Show every line containing "email" by copying it.

(Items from a dataset)

-------

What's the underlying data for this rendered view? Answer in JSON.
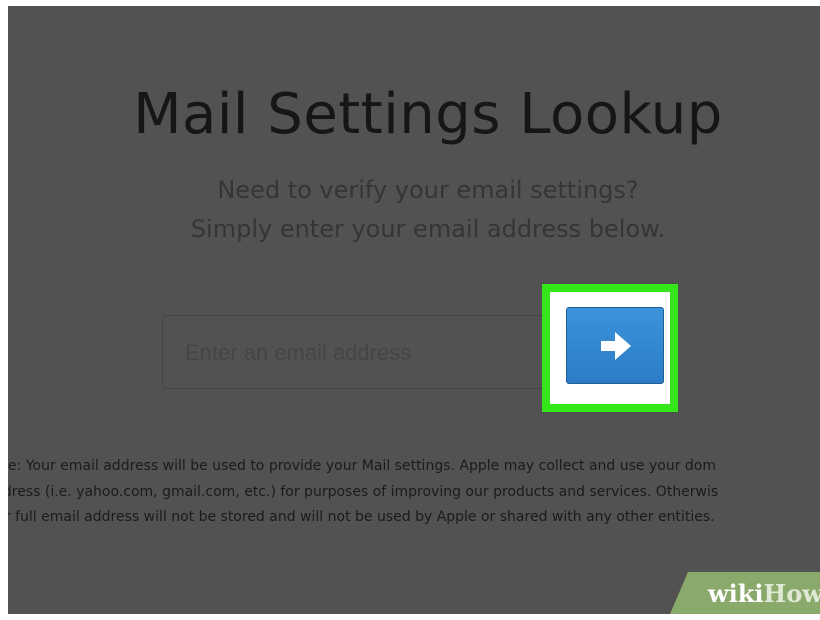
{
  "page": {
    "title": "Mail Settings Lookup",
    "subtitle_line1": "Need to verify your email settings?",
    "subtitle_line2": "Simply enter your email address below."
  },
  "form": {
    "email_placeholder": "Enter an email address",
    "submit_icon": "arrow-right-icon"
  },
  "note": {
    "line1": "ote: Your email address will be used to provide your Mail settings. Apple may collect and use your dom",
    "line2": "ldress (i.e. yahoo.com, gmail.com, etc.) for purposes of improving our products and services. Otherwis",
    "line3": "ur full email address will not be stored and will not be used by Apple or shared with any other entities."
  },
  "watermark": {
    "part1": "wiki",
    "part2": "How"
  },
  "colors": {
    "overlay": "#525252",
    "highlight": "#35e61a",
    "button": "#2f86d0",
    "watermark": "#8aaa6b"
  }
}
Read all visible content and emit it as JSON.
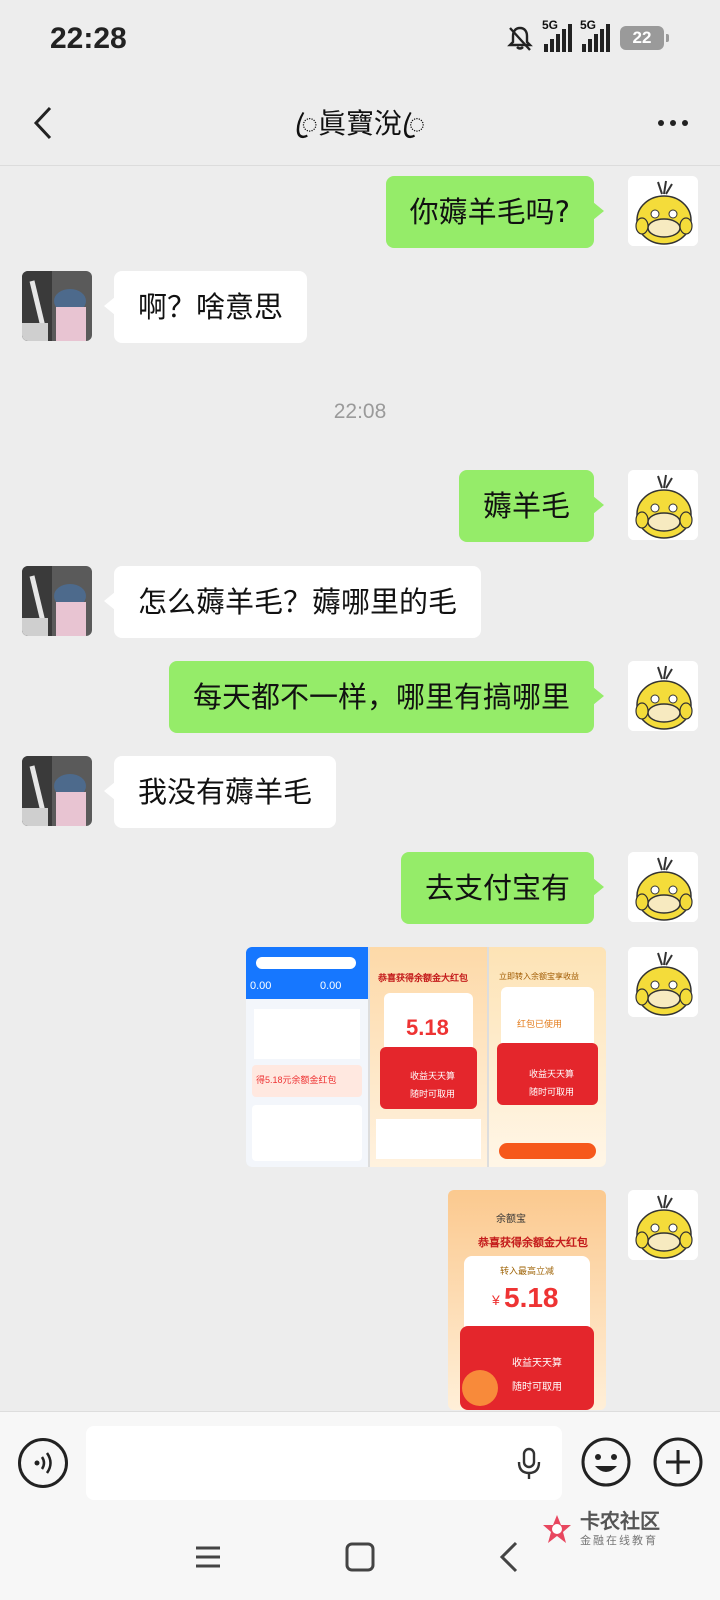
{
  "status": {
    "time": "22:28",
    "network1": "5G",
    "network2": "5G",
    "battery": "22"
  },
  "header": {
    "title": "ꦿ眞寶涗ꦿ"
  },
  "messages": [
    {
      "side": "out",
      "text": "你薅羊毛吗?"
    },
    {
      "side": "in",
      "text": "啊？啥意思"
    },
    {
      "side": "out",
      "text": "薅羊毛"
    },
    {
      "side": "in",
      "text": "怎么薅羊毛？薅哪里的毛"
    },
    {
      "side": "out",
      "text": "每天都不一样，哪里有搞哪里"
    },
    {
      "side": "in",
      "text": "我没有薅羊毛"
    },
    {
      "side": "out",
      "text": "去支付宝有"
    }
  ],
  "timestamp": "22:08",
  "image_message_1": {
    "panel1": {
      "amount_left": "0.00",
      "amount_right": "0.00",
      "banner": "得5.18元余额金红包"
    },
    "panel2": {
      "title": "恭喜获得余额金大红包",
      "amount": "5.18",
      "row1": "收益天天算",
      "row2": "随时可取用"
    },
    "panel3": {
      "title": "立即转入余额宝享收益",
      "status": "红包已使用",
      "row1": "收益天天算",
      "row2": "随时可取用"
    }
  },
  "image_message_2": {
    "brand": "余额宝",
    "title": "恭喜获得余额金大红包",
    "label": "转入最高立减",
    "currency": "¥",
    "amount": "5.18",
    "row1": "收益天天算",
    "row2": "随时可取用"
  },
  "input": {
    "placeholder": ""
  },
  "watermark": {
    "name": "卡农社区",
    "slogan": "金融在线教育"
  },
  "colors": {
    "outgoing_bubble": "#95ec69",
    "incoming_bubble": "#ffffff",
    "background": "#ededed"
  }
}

-------

» Output of the exercise
    "subtitle_line1": "Need to verify your email settings?",
    "subtitle_line2": "Simply enter your email address below."
    "email_placeholder": "Enter an email address",
    "line1": "ote: Your email address will be used to provide your Mail settings. Apple may collect and use your dom",
    "line3": "ur full email address will not be stored and will not be used by Apple or shared with any other entities."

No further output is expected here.